-- BEGIN The data --

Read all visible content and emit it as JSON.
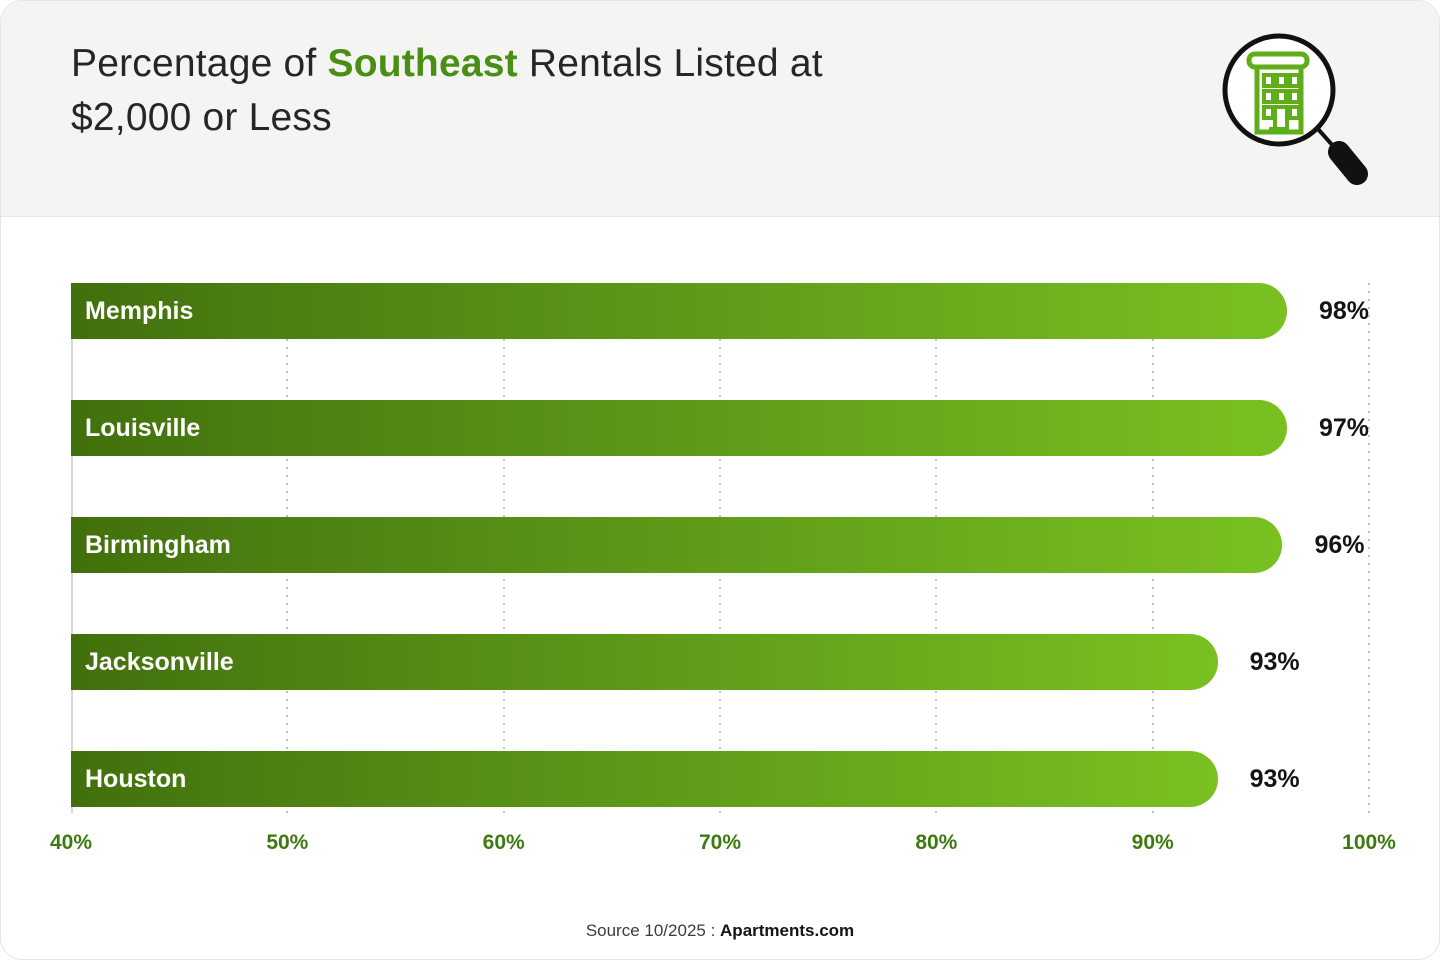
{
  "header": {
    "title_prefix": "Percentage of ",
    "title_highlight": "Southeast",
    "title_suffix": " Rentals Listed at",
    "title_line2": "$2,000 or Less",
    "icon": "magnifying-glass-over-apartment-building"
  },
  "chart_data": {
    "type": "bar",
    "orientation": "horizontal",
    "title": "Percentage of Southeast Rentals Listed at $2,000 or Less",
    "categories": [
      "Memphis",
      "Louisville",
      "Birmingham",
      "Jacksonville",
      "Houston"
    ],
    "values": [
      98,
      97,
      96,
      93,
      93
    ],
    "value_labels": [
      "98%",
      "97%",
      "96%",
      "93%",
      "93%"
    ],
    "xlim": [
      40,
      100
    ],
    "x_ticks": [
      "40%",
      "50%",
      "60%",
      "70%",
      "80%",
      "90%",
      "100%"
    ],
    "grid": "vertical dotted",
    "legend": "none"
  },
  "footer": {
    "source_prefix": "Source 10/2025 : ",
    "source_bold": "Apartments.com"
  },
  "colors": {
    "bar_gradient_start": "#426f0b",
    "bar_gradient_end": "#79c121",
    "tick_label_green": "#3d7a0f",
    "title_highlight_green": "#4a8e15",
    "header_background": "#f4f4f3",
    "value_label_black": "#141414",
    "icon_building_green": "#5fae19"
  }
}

-- END The data --
-- BEGIN The data --

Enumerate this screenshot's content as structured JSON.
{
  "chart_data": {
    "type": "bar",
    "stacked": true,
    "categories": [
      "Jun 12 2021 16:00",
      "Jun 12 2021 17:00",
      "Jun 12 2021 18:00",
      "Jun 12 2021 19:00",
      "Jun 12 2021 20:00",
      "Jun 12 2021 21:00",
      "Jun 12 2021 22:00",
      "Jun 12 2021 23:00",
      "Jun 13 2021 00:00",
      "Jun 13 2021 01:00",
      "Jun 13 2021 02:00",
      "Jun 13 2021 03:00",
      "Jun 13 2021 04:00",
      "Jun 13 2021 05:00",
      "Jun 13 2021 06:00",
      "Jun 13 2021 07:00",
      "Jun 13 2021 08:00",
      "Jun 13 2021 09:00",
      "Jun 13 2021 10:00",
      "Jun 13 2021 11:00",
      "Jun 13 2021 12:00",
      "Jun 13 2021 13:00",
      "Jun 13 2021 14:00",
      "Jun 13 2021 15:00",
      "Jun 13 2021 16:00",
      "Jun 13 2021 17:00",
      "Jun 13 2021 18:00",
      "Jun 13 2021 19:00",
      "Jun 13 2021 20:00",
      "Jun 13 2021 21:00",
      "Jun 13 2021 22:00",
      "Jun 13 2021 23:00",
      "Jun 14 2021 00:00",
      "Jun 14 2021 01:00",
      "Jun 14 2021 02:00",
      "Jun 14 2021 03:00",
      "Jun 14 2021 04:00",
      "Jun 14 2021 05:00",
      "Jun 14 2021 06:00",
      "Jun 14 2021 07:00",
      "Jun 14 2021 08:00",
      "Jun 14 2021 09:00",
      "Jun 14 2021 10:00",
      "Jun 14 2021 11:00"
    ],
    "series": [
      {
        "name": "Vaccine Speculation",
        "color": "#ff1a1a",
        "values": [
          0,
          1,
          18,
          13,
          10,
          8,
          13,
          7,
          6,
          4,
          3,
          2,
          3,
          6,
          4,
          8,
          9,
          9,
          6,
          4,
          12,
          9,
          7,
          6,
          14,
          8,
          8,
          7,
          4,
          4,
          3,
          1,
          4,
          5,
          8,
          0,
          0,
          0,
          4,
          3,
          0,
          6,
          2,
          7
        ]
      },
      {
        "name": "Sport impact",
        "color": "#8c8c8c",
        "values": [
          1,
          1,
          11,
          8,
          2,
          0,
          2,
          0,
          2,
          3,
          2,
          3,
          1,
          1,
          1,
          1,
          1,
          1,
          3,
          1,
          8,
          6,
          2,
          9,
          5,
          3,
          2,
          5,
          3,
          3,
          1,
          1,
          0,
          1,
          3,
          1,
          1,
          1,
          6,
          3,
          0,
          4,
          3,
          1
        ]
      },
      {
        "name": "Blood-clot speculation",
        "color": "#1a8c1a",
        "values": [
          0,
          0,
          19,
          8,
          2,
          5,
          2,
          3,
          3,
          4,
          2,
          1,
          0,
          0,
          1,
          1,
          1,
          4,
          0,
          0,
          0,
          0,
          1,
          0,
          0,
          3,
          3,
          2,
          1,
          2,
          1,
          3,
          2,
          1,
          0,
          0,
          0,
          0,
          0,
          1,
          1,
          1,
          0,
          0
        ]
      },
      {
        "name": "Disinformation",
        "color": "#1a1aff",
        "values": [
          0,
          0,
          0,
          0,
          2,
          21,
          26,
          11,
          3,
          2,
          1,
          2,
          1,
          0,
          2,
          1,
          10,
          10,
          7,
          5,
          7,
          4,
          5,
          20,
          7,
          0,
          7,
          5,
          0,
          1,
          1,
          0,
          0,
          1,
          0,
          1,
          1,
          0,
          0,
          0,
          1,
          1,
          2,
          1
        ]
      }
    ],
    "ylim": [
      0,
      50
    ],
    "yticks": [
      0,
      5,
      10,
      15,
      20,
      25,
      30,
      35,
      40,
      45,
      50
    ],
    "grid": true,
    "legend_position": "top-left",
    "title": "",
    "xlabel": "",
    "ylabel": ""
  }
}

-- END The data --
-- BEGIN The data --

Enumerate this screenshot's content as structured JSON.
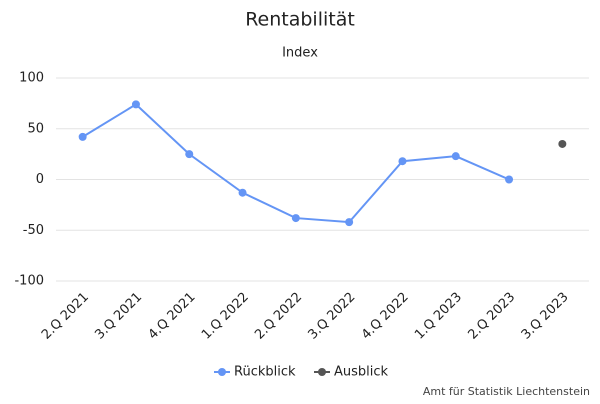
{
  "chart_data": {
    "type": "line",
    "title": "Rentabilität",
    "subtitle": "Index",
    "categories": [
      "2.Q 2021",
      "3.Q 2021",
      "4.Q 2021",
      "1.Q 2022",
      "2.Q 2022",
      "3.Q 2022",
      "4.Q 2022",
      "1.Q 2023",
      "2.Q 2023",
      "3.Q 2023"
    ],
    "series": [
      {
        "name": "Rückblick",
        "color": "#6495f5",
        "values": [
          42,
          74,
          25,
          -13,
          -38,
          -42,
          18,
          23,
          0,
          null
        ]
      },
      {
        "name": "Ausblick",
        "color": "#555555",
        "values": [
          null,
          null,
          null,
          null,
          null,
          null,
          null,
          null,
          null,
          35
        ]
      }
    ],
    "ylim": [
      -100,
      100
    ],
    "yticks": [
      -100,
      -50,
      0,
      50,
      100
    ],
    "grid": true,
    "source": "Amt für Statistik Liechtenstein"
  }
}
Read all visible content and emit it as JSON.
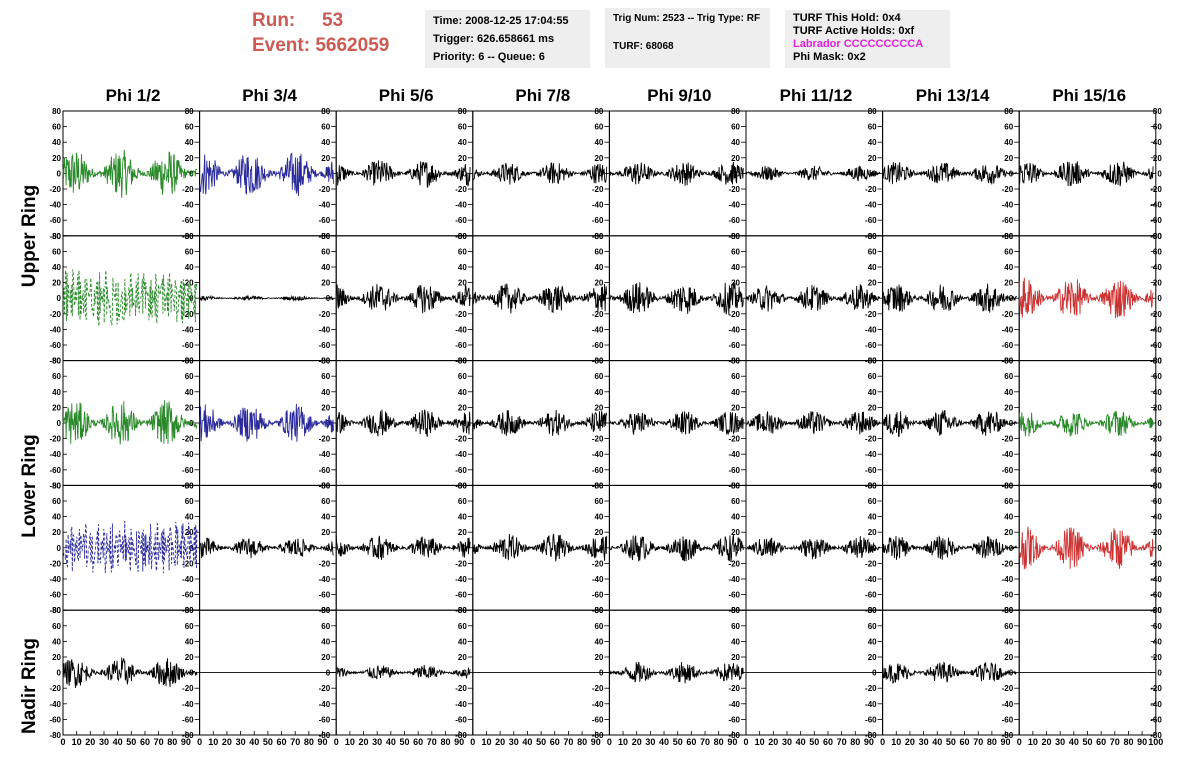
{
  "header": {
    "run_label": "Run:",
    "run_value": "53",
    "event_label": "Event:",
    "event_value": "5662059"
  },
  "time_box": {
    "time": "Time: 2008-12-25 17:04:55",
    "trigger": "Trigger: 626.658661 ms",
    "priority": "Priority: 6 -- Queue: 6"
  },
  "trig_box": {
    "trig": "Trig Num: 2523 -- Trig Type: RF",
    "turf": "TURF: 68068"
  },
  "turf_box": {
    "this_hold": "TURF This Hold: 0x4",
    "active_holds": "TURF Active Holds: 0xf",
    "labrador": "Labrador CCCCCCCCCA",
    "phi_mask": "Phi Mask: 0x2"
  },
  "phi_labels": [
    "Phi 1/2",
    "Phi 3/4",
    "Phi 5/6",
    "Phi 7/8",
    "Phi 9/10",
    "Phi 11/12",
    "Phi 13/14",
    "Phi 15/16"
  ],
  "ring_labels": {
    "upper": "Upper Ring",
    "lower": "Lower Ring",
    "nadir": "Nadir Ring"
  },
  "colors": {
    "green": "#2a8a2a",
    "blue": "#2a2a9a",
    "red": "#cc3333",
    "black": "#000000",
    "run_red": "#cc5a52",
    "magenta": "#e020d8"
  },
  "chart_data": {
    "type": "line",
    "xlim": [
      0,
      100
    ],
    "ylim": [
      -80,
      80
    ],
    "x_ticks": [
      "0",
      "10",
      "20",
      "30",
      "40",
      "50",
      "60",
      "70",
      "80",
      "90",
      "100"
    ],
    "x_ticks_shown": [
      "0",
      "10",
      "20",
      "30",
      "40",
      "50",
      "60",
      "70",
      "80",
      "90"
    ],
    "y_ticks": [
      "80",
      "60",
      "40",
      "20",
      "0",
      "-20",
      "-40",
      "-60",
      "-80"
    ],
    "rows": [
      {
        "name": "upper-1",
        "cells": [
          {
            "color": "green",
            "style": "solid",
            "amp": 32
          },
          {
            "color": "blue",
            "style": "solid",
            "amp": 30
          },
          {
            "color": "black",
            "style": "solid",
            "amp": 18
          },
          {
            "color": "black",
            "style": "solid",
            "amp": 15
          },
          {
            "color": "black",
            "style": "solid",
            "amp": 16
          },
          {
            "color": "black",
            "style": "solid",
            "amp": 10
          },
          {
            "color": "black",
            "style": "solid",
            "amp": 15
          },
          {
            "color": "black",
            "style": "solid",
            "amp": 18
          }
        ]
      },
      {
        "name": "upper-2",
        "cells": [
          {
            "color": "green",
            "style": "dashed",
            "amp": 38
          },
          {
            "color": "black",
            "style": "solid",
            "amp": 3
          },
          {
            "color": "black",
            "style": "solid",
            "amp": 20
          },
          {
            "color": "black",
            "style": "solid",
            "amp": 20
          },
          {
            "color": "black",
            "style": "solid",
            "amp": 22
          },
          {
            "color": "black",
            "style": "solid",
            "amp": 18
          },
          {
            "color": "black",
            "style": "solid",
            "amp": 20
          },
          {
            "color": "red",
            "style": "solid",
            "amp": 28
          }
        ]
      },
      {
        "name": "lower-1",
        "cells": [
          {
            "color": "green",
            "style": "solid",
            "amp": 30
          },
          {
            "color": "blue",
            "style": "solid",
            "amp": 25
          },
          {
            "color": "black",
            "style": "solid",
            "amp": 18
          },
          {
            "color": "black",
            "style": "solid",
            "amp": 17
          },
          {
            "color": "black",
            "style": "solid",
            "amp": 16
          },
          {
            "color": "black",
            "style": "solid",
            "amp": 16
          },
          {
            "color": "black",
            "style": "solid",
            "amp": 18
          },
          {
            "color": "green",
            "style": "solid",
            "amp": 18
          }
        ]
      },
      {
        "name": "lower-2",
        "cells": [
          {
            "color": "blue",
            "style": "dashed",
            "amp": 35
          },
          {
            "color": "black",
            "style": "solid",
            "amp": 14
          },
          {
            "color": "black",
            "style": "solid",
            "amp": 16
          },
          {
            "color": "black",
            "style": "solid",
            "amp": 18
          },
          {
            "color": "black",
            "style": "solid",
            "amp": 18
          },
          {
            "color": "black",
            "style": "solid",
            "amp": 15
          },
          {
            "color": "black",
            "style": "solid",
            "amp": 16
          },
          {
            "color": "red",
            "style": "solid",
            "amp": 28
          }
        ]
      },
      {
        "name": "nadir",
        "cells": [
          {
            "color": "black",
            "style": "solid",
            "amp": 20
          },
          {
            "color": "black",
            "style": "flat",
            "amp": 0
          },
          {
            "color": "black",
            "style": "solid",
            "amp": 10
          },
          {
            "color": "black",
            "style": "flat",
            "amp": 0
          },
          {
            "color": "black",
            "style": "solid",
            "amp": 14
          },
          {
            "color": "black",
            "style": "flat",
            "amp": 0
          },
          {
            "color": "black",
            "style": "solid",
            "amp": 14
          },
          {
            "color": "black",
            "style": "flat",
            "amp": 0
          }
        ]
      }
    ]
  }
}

-- END The data --

▶ **Job**: Pick each line holding the word "Rentals" out of the listing.

▶ **Written response**:
    "title_suffix": " Rentals Listed at",
    "title": "Percentage of Southeast Rentals Listed at $2,000 or Less",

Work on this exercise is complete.